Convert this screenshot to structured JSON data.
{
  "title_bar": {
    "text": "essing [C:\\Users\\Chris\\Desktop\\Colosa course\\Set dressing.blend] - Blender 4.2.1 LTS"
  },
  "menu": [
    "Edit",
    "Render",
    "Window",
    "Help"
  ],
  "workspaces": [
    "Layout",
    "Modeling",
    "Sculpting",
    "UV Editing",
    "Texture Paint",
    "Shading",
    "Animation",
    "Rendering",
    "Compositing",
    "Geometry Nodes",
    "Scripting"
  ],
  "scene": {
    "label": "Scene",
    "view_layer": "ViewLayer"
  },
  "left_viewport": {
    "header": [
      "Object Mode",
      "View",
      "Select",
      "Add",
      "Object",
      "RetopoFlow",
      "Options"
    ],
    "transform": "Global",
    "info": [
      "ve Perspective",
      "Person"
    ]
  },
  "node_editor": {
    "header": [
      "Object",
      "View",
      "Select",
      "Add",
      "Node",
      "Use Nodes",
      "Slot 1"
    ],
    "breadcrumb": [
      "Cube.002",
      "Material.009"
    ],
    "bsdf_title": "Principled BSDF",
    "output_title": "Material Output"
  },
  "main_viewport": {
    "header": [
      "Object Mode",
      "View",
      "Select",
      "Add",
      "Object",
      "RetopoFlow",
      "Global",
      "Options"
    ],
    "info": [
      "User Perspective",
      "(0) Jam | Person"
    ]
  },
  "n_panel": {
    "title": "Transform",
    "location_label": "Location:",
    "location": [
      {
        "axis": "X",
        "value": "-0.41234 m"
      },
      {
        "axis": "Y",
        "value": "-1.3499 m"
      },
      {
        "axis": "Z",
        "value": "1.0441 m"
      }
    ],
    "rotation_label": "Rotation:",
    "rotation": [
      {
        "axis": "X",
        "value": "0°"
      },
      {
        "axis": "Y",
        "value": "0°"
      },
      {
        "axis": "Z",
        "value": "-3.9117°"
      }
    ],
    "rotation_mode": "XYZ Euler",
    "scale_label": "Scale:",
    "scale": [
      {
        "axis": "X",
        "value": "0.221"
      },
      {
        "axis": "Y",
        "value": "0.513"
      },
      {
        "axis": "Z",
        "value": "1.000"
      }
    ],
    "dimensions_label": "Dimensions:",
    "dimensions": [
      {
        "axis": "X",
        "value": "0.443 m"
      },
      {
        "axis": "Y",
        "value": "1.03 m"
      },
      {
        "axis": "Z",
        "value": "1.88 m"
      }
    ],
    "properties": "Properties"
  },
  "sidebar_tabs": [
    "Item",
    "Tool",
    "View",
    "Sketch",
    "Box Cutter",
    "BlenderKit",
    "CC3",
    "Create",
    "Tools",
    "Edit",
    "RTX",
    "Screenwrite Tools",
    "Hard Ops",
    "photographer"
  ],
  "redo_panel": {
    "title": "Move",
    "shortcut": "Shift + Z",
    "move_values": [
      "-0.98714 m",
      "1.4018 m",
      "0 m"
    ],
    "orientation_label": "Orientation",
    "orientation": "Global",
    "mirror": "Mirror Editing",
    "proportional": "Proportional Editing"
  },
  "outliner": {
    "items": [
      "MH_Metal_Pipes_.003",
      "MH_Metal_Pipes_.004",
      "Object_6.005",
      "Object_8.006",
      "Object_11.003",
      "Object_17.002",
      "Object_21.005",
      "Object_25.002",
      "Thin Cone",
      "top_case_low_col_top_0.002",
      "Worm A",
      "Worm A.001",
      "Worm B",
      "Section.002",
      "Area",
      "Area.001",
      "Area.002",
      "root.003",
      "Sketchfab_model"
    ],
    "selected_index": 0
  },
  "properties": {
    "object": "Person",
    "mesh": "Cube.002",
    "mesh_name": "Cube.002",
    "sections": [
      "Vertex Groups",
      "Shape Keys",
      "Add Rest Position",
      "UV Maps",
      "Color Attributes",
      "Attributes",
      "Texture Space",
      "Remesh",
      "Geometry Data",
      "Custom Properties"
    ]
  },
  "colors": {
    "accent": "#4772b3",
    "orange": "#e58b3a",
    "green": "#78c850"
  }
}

************

**Task objective**. Please restate the data word for word, every record included.

**Solution**.
Convert this screenshot to structured JSON data.
{
  "title_bar": {
    "text": "essing [C:\\Users\\Chris\\Desktop\\Colosa course\\Set dressing.blend] - Blender 4.2.1 LTS"
  },
  "menu": [
    "Edit",
    "Render",
    "Window",
    "Help"
  ],
  "workspaces": [
    "Layout",
    "Modeling",
    "Sculpting",
    "UV Editing",
    "Texture Paint",
    "Shading",
    "Animation",
    "Rendering",
    "Compositing",
    "Geometry Nodes",
    "Scripting"
  ],
  "scene": {
    "label": "Scene",
    "view_layer": "ViewLayer"
  },
  "left_viewport": {
    "header": [
      "Object Mode",
      "View",
      "Select",
      "Add",
      "Object",
      "RetopoFlow",
      "Options"
    ],
    "transform": "Global",
    "info": [
      "ve Perspective",
      "Person"
    ]
  },
  "node_editor": {
    "header": [
      "Object",
      "View",
      "Select",
      "Add",
      "Node",
      "Use Nodes",
      "Slot 1"
    ],
    "breadcrumb": [
      "Cube.002",
      "Material.009"
    ],
    "bsdf_title": "Principled BSDF",
    "output_title": "Material Output"
  },
  "main_viewport": {
    "header": [
      "Object Mode",
      "View",
      "Select",
      "Add",
      "Object",
      "RetopoFlow",
      "Global",
      "Options"
    ],
    "info": [
      "User Perspective",
      "(0) Jam | Person"
    ]
  },
  "n_panel": {
    "title": "Transform",
    "location_label": "Location:",
    "location": [
      {
        "axis": "X",
        "value": "-0.41234 m"
      },
      {
        "axis": "Y",
        "value": "-1.3499 m"
      },
      {
        "axis": "Z",
        "value": "1.0441 m"
      }
    ],
    "rotation_label": "Rotation:",
    "rotation": [
      {
        "axis": "X",
        "value": "0°"
      },
      {
        "axis": "Y",
        "value": "0°"
      },
      {
        "axis": "Z",
        "value": "-3.9117°"
      }
    ],
    "rotation_mode": "XYZ Euler",
    "scale_label": "Scale:",
    "scale": [
      {
        "axis": "X",
        "value": "0.221"
      },
      {
        "axis": "Y",
        "value": "0.513"
      },
      {
        "axis": "Z",
        "value": "1.000"
      }
    ],
    "dimensions_label": "Dimensions:",
    "dimensions": [
      {
        "axis": "X",
        "value": "0.443 m"
      },
      {
        "axis": "Y",
        "value": "1.03 m"
      },
      {
        "axis": "Z",
        "value": "1.88 m"
      }
    ],
    "properties": "Properties"
  },
  "sidebar_tabs": [
    "Item",
    "Tool",
    "View",
    "Sketch",
    "Box Cutter",
    "BlenderKit",
    "CC3",
    "Create",
    "Tools",
    "Edit",
    "RTX",
    "Screenwrite Tools",
    "Hard Ops",
    "photographer"
  ],
  "redo_panel": {
    "title": "Move",
    "shortcut": "Shift + Z",
    "move_values": [
      "-0.98714 m",
      "1.4018 m",
      "0 m"
    ],
    "orientation_label": "Orientation",
    "orientation": "Global",
    "mirror": "Mirror Editing",
    "proportional": "Proportional Editing"
  },
  "outliner": {
    "items": [
      "MH_Metal_Pipes_.003",
      "MH_Metal_Pipes_.004",
      "Object_6.005",
      "Object_8.006",
      "Object_11.003",
      "Object_17.002",
      "Object_21.005",
      "Object_25.002",
      "Thin Cone",
      "top_case_low_col_top_0.002",
      "Worm A",
      "Worm A.001",
      "Worm B",
      "Section.002",
      "Area",
      "Area.001",
      "Area.002",
      "root.003",
      "Sketchfab_model"
    ],
    "selected_index": 0
  },
  "properties": {
    "object": "Person",
    "mesh": "Cube.002",
    "mesh_name": "Cube.002",
    "sections": [
      "Vertex Groups",
      "Shape Keys",
      "Add Rest Position",
      "UV Maps",
      "Color Attributes",
      "Attributes",
      "Texture Space",
      "Remesh",
      "Geometry Data",
      "Custom Properties"
    ]
  },
  "colors": {
    "accent": "#4772b3",
    "orange": "#e58b3a",
    "green": "#78c850"
  }
}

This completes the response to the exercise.